Request A: Render the records from the first line up to and including the line that contains "list-item: Criminal records" as a Markdown table with the columns Row and Record line, numbering each row and omitting blank lines.

Text block:
● ● ● ● ●
Metadata-Version: 2.0
Name: floscraper
Version: 0.2.0
Summary: Simple webscraper built on top of requests and beautifulsoup
Home-page: https://github.com/the01/python-floscraper
Author: the01
Author-email: jungflor@gmail.com
License: MIT License
Description-Content-Type: UNKNOWN
Keywords: floscrapper scraping web cache requests beautifulsoup
Platform: UNKNOWN
Classifier: Development Status :: 4 - Beta
Classifier: Intended Audience :: Developers
Classifier: License :: OSI Approved :: MIT License
Classifier: Natural Language :: English
Classifier: Programming Language :: Python :: 2
Classifier: Programming Language :: Python :: 2.7
Requires-Dist: wheel (>=0.30.0)
Requires-Dist: flotils (<0.4.0,>=0.3.5a0)
Requires-Dist: python-dateutil (<2.7,>=2.6.1)
Requires-Dist: beautifulsoup4 (<4.7,>=4.6.0)
Requires-Dist: chardet (<4.0,>=3.0.4)
Requires-Dist: portalocker (<1.1,>=0.5.5)
Requires-Dist: requests (<3.0,>=2.18.4)
Requires-Dist: requests-toolbelt (<0.9,>=0.8)
Requires-Dist: html2text (>=2017.10.4)

FLOSCRAPER
##########

Some basic webscraper I use in many projects.

.. image:: https://img.shields.io/pypi/v/floscraper.svg
    :target: https://pypi.python.org/pypi/floscraper

.. image:: https://img.shields.io/pypi/l/floscraper.svg
    :target: https://pypi.python.org/pypi/floscraper

.. image:: https://img.shields.io/pypi/dm/floscraper.svg
    :target: https://pypi.python.org/pypi/floscraper


webscraper
==========
Module to ease web efforts

**Supports**

* Cached web requests (Wrapper around requests)
* Bultin parsing/scraping (Wrapper around beautifulsoup)


**Constructor parameters**

* url: Default url, used if nothing else specified
* scheme: Default scheme for scrapping
* timeout
* cache_directory: Where to save cache files
* cache_time: How long is a cached resource vaild - in seconds (default: 7 minutes)
* cache_use_advanced
* auth_method: Authentication method (default: HTTPBasicAuth)
* auth_username: Authentication username. If set, enables authentication
* auth_password: Authentication password
* handle_redirect: Allow redirects (default: True)
* user_agent: User agent to use
* default_user_agents_browser: Browser to set in user agent (from ``default_user_agents`` dict)
* default_user_agents_os: Operating system to set in user agent (from ``default_user_agents`` dict)
● ● ● ● ●
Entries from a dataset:
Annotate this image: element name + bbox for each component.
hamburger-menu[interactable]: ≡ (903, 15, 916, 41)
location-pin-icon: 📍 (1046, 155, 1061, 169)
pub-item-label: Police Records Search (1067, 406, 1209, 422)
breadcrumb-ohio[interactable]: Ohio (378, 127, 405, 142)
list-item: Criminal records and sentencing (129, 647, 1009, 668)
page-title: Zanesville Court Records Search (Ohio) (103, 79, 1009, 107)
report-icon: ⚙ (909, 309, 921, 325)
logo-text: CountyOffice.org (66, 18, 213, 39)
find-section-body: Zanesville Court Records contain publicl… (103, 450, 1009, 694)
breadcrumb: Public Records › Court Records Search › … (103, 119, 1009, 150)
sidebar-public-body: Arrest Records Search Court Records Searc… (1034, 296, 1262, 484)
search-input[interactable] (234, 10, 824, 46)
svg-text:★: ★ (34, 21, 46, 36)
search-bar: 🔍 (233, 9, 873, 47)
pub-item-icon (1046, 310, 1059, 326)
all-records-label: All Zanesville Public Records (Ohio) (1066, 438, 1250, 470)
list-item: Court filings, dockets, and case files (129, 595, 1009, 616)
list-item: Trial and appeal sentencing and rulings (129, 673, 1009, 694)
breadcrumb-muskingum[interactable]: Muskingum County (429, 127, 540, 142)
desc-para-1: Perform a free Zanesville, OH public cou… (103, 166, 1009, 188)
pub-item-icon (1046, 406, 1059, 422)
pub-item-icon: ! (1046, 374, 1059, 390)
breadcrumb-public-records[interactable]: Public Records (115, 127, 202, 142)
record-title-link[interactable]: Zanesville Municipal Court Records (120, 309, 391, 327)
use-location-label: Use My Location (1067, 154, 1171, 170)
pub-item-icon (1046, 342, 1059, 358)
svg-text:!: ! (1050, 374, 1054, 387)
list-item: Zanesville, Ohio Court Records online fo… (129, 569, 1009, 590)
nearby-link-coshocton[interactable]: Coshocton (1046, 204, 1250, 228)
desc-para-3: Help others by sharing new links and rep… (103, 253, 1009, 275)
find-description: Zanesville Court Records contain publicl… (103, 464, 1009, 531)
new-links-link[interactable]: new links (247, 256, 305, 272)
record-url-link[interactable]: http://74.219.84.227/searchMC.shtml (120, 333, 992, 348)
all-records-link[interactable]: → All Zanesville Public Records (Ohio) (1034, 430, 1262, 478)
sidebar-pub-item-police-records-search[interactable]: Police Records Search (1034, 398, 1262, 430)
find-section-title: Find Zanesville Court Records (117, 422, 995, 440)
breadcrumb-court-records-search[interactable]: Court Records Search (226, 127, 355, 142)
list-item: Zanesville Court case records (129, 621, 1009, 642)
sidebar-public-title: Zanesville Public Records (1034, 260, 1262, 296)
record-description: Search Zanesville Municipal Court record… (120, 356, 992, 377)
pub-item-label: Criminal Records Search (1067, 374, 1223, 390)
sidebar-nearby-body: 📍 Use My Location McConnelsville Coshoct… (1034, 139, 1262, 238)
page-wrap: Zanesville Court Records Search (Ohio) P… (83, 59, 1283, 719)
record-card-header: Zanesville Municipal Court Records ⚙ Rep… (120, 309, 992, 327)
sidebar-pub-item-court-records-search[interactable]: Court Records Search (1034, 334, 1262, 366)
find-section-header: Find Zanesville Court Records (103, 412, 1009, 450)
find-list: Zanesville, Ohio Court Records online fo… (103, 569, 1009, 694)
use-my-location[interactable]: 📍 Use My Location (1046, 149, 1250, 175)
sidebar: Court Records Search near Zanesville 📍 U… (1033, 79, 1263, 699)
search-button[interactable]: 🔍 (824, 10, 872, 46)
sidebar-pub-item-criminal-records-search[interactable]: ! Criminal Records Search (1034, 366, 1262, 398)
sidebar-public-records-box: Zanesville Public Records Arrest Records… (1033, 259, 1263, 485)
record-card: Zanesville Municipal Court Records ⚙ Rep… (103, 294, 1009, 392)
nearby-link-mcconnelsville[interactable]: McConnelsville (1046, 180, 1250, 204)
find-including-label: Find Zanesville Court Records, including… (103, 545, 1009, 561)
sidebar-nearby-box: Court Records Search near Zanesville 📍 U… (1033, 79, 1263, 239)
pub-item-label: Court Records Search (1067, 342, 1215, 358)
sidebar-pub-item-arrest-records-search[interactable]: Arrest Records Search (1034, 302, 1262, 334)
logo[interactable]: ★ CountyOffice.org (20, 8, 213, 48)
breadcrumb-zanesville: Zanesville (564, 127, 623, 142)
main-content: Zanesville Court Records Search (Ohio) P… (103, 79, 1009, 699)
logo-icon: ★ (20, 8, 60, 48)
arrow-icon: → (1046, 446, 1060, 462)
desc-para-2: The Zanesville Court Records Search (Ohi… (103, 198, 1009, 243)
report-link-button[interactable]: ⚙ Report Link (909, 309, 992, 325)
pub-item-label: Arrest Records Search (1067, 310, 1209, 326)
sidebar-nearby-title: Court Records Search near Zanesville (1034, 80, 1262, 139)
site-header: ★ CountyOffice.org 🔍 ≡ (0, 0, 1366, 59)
● ● ● ● ●
Request B: Using the floscraper package description, decide whether each statement is correct: (i) redirects are allowed by default; (ii) the package is released under the Apache License; (iii) setting auth_username turns on authentication. Answer yes or no for each and quote the words that settle it.

Correct result A:
| Row | Record line |
|---|---|
| 1 | Annotate this image: element name + bbox for each component. |
| 2 | hamburger-menu[interactable]: ≡ (903, 15, 916, 41) |
| 3 | location-pin-icon: 📍 (1046, 155, 1061, 169) |
| 4 | pub-item-label: Police Records Search (1067, 406, 1209, 422) |
| 5 | breadcrumb-ohio[interactable]: Ohio (378, 127, 405, 142) |
| 6 | list-item: Criminal records and sentencing (129, 647, 1009, 668) |

Correct result B:
(i) Yes: "handle_redirect: Allow redirects (default: True)"
(ii) No: "License: MIT License"
(iii) Yes: "auth_username: Authentication username. If set, enables authentication"